Element position data
>>>

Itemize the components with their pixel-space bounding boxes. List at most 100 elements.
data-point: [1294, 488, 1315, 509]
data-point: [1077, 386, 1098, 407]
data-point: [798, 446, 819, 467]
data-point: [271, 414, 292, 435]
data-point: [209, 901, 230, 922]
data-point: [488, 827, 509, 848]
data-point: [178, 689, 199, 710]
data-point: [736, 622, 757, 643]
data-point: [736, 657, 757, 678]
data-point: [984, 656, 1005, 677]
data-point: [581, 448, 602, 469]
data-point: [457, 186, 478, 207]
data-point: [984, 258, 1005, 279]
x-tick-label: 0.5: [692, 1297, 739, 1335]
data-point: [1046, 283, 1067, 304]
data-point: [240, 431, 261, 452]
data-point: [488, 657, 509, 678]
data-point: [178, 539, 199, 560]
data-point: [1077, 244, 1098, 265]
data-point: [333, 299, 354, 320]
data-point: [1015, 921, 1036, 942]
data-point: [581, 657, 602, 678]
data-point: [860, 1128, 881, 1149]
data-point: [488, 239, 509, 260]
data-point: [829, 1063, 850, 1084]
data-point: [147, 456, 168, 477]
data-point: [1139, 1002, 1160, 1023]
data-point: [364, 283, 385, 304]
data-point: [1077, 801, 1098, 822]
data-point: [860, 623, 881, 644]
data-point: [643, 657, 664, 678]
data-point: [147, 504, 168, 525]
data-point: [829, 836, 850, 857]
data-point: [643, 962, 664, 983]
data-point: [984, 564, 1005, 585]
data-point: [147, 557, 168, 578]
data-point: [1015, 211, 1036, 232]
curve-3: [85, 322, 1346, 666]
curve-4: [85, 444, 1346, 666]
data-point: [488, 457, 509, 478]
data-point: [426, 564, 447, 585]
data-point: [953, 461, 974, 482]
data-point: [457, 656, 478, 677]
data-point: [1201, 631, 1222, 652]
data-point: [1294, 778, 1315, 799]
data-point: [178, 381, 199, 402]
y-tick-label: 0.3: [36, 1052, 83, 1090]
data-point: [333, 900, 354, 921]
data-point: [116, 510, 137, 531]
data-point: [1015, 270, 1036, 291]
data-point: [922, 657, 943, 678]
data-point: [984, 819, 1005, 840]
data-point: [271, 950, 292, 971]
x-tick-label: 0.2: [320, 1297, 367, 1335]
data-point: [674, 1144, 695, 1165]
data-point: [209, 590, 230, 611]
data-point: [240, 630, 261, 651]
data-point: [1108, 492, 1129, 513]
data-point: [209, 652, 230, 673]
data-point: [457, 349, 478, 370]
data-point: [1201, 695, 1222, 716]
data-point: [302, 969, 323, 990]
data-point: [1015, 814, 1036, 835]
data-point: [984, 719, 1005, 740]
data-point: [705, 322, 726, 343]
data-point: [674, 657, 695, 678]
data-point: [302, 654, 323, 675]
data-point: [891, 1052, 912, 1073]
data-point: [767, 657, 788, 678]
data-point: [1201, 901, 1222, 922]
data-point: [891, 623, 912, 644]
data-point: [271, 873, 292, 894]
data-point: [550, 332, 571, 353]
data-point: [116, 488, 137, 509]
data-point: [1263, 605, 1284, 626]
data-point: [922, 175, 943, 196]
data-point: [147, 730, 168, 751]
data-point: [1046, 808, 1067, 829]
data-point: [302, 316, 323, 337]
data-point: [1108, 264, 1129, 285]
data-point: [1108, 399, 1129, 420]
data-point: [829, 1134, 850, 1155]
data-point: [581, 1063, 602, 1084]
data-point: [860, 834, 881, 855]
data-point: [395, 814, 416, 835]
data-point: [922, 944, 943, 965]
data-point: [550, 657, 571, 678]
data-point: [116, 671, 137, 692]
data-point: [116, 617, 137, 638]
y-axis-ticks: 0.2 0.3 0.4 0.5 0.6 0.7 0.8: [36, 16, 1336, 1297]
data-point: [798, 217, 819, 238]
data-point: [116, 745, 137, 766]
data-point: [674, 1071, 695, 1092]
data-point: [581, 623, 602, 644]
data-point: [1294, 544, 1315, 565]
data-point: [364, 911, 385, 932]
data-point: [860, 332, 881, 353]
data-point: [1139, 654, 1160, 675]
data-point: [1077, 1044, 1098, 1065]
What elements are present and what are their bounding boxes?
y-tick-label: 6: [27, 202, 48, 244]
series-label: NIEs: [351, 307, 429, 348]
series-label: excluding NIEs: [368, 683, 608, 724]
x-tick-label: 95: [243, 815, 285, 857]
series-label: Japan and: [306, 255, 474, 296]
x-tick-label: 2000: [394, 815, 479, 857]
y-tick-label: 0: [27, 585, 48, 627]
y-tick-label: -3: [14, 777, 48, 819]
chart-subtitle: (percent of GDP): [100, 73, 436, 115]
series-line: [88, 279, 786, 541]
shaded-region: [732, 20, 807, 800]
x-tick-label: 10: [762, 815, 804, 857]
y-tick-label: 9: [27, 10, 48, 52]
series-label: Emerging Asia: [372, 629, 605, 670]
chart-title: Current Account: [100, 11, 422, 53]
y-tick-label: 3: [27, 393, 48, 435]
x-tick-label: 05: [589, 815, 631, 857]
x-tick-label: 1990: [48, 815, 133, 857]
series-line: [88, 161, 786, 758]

<<<

### Written exercise:
Could you reproduce the entire listing above, line for line, without altering anything?

### Exercise result:
Itemize the components with their pixel-space bounding boxes. List at most 100 elements.
data-point: [1294, 488, 1315, 509]
data-point: [1077, 386, 1098, 407]
data-point: [798, 446, 819, 467]
data-point: [271, 414, 292, 435]
data-point: [209, 901, 230, 922]
data-point: [488, 827, 509, 848]
data-point: [178, 689, 199, 710]
data-point: [736, 622, 757, 643]
data-point: [736, 657, 757, 678]
data-point: [984, 656, 1005, 677]
data-point: [581, 448, 602, 469]
data-point: [457, 186, 478, 207]
data-point: [984, 258, 1005, 279]
x-tick-label: 0.5: [692, 1297, 739, 1335]
data-point: [1046, 283, 1067, 304]
data-point: [240, 431, 261, 452]
data-point: [488, 657, 509, 678]
data-point: [178, 539, 199, 560]
data-point: [1077, 244, 1098, 265]
data-point: [333, 299, 354, 320]
data-point: [1015, 921, 1036, 942]
data-point: [581, 657, 602, 678]
data-point: [860, 1128, 881, 1149]
data-point: [488, 239, 509, 260]
data-point: [829, 1063, 850, 1084]
data-point: [147, 456, 168, 477]
data-point: [1139, 1002, 1160, 1023]
data-point: [364, 283, 385, 304]
data-point: [1077, 801, 1098, 822]
data-point: [860, 623, 881, 644]
data-point: [643, 657, 664, 678]
data-point: [147, 504, 168, 525]
data-point: [829, 836, 850, 857]
data-point: [643, 962, 664, 983]
data-point: [984, 564, 1005, 585]
data-point: [147, 557, 168, 578]
data-point: [1015, 211, 1036, 232]
curve-3: [85, 322, 1346, 666]
curve-4: [85, 444, 1346, 666]
data-point: [488, 457, 509, 478]
data-point: [426, 564, 447, 585]
data-point: [953, 461, 974, 482]
data-point: [457, 656, 478, 677]
data-point: [1201, 631, 1222, 652]
data-point: [1294, 778, 1315, 799]
data-point: [178, 381, 199, 402]
y-tick-label: 0.3: [36, 1052, 83, 1090]
data-point: [333, 900, 354, 921]
data-point: [116, 510, 137, 531]
data-point: [1015, 270, 1036, 291]
data-point: [922, 657, 943, 678]
data-point: [984, 819, 1005, 840]
data-point: [271, 950, 292, 971]
x-tick-label: 0.2: [320, 1297, 367, 1335]
data-point: [674, 1144, 695, 1165]
data-point: [209, 590, 230, 611]
data-point: [240, 630, 261, 651]
data-point: [1108, 492, 1129, 513]
data-point: [209, 652, 230, 673]
data-point: [457, 349, 478, 370]
data-point: [1201, 695, 1222, 716]
data-point: [302, 969, 323, 990]
data-point: [1015, 814, 1036, 835]
data-point: [984, 719, 1005, 740]
data-point: [705, 322, 726, 343]
data-point: [674, 657, 695, 678]
data-point: [302, 654, 323, 675]
data-point: [891, 1052, 912, 1073]
data-point: [767, 657, 788, 678]
data-point: [1201, 901, 1222, 922]
data-point: [891, 623, 912, 644]
data-point: [271, 873, 292, 894]
data-point: [550, 332, 571, 353]
data-point: [116, 488, 137, 509]
data-point: [1263, 605, 1284, 626]
data-point: [922, 175, 943, 196]
data-point: [147, 730, 168, 751]
data-point: [1046, 808, 1067, 829]
data-point: [302, 316, 323, 337]
data-point: [1108, 264, 1129, 285]
data-point: [1108, 399, 1129, 420]
data-point: [829, 1134, 850, 1155]
data-point: [581, 1063, 602, 1084]
data-point: [860, 834, 881, 855]
data-point: [395, 814, 416, 835]
data-point: [922, 944, 943, 965]
data-point: [550, 657, 571, 678]
data-point: [116, 671, 137, 692]
data-point: [116, 617, 137, 638]
y-axis-ticks: 0.2 0.3 0.4 0.5 0.6 0.7 0.8: [36, 16, 1336, 1297]
data-point: [798, 217, 819, 238]
data-point: [116, 745, 137, 766]
data-point: [674, 1071, 695, 1092]
data-point: [581, 623, 602, 644]
data-point: [1294, 544, 1315, 565]
data-point: [364, 911, 385, 932]
data-point: [860, 332, 881, 353]
data-point: [1139, 654, 1160, 675]
data-point: [1077, 1044, 1098, 1065]
What elements are present and what are their bounding boxes?
y-tick-label: 6: [27, 202, 48, 244]
series-label: NIEs: [351, 307, 429, 348]
series-label: excluding NIEs: [368, 683, 608, 724]
x-tick-label: 95: [243, 815, 285, 857]
series-label: Japan and: [306, 255, 474, 296]
x-tick-label: 2000: [394, 815, 479, 857]
y-tick-label: 0: [27, 585, 48, 627]
y-tick-label: -3: [14, 777, 48, 819]
chart-subtitle: (percent of GDP): [100, 73, 436, 115]
series-line: [88, 279, 786, 541]
shaded-region: [732, 20, 807, 800]
x-tick-label: 10: [762, 815, 804, 857]
y-tick-label: 9: [27, 10, 48, 52]
series-label: Emerging Asia: [372, 629, 605, 670]
chart-title: Current Account: [100, 11, 422, 53]
y-tick-label: 3: [27, 393, 48, 435]
x-tick-label: 05: [589, 815, 631, 857]
x-tick-label: 1990: [48, 815, 133, 857]
series-line: [88, 161, 786, 758]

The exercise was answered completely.